__WHAT IS NEEDED__
Copy down every line where the string "type" shows up.

__RECORDS FOR THIS TASK__
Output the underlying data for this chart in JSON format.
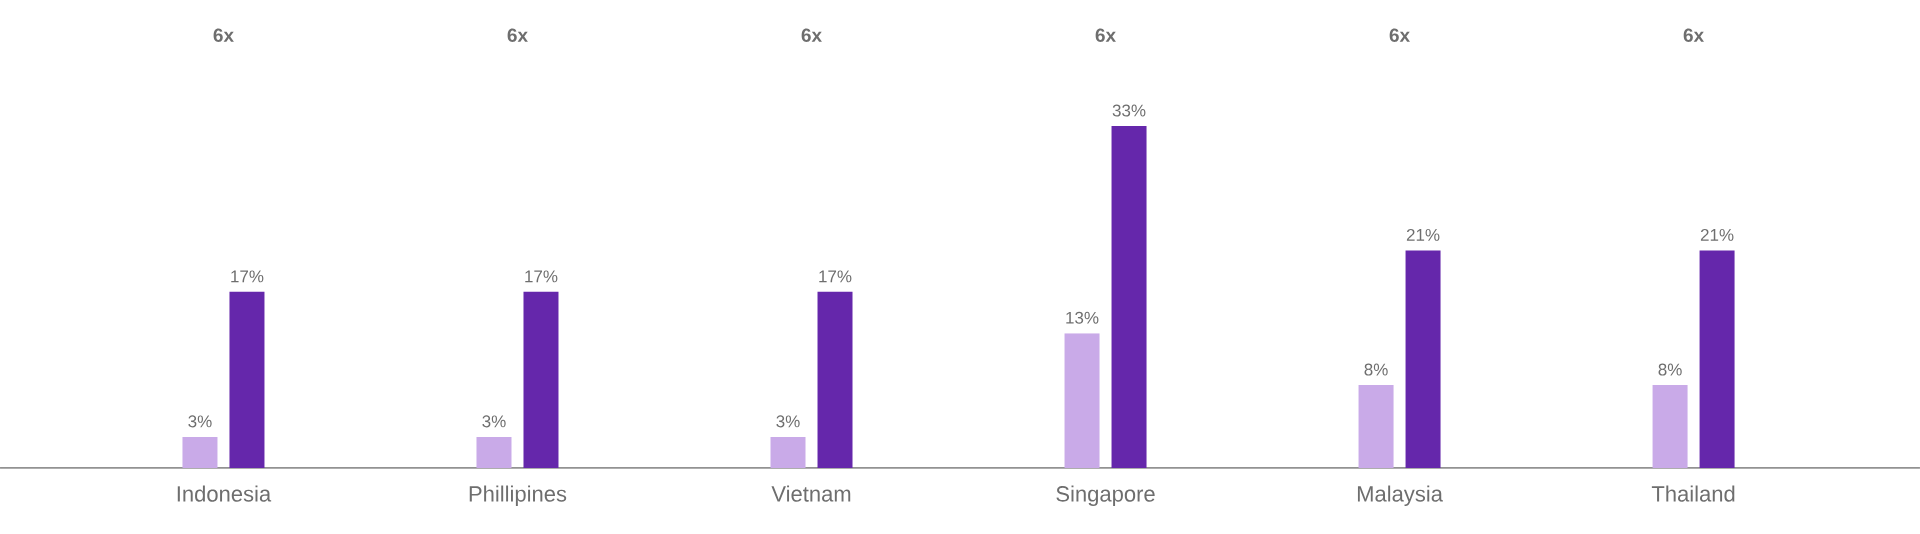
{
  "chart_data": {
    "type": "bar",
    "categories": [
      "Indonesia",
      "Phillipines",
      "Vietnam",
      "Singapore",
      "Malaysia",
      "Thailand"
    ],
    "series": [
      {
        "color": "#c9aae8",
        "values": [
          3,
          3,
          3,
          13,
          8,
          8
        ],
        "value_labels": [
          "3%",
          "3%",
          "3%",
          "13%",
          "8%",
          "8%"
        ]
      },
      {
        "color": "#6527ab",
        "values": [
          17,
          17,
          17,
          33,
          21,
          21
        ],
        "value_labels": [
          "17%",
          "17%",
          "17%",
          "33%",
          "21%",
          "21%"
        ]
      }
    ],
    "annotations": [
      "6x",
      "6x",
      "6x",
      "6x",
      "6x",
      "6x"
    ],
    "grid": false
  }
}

---

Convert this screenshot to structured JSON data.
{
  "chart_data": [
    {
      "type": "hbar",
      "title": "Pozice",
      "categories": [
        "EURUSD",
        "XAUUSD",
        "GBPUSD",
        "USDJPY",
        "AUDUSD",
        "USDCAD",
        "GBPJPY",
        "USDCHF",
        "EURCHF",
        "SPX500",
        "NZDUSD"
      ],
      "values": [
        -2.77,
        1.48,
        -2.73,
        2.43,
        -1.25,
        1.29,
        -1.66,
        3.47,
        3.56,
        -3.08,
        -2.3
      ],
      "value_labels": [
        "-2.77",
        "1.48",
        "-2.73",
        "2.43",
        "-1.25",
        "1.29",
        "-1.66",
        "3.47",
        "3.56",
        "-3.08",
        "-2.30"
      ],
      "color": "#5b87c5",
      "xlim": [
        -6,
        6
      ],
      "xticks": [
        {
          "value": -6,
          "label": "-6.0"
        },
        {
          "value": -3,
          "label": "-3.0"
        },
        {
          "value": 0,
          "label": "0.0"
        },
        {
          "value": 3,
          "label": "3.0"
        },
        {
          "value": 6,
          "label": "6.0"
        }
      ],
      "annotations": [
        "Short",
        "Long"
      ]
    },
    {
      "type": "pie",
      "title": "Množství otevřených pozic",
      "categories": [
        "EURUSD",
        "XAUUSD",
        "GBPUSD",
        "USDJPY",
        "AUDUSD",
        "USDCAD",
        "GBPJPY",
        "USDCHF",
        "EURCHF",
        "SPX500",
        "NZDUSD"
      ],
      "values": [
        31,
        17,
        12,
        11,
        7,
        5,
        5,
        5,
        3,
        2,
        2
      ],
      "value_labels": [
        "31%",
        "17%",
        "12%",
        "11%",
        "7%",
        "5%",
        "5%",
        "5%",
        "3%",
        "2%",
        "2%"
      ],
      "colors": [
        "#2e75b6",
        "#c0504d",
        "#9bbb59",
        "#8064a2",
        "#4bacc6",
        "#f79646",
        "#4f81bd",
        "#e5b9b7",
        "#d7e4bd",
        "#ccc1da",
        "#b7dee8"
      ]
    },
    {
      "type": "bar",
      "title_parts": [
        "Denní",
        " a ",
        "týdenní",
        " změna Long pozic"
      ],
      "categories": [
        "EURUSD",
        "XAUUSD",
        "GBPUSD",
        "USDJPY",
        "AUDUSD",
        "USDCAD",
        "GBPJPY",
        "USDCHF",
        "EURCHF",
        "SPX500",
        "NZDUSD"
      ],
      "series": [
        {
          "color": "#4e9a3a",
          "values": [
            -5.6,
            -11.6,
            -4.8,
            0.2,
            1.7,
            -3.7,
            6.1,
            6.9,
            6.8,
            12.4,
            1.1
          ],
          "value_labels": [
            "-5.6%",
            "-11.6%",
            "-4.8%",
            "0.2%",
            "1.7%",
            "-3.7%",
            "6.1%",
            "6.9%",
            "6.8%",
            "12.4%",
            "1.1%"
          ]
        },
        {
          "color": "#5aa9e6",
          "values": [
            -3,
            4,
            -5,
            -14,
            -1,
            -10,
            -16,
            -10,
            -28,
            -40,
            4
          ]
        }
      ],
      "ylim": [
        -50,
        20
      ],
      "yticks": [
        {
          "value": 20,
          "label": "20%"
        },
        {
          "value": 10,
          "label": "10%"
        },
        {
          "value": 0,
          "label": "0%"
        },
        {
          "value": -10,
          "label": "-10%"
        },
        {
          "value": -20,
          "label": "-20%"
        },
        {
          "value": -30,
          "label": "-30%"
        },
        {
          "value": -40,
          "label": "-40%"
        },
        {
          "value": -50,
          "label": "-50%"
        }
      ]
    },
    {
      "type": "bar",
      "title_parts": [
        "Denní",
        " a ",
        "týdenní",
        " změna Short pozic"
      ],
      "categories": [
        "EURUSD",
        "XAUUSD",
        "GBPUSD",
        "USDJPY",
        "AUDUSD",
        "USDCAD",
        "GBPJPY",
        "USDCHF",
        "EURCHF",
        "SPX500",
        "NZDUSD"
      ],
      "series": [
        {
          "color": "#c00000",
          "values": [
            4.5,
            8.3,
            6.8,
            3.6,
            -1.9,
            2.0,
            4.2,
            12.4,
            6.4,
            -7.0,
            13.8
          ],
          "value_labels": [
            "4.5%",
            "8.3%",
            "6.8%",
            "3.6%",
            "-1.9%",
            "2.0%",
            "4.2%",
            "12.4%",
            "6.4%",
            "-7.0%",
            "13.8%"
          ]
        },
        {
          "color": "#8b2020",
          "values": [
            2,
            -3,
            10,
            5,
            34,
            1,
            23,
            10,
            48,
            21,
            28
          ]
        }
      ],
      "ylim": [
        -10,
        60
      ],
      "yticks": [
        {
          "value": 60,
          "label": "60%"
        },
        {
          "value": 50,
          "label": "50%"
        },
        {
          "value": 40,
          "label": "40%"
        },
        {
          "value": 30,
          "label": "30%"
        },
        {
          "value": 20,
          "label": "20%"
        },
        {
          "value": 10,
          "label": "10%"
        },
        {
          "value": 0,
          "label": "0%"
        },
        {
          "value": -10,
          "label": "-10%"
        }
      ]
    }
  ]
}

__SOLUTION TO THIS TASK__
    "type": "bar",
      "type": "hbar",
      "type": "pie",
      "type": "bar",
      "type": "bar",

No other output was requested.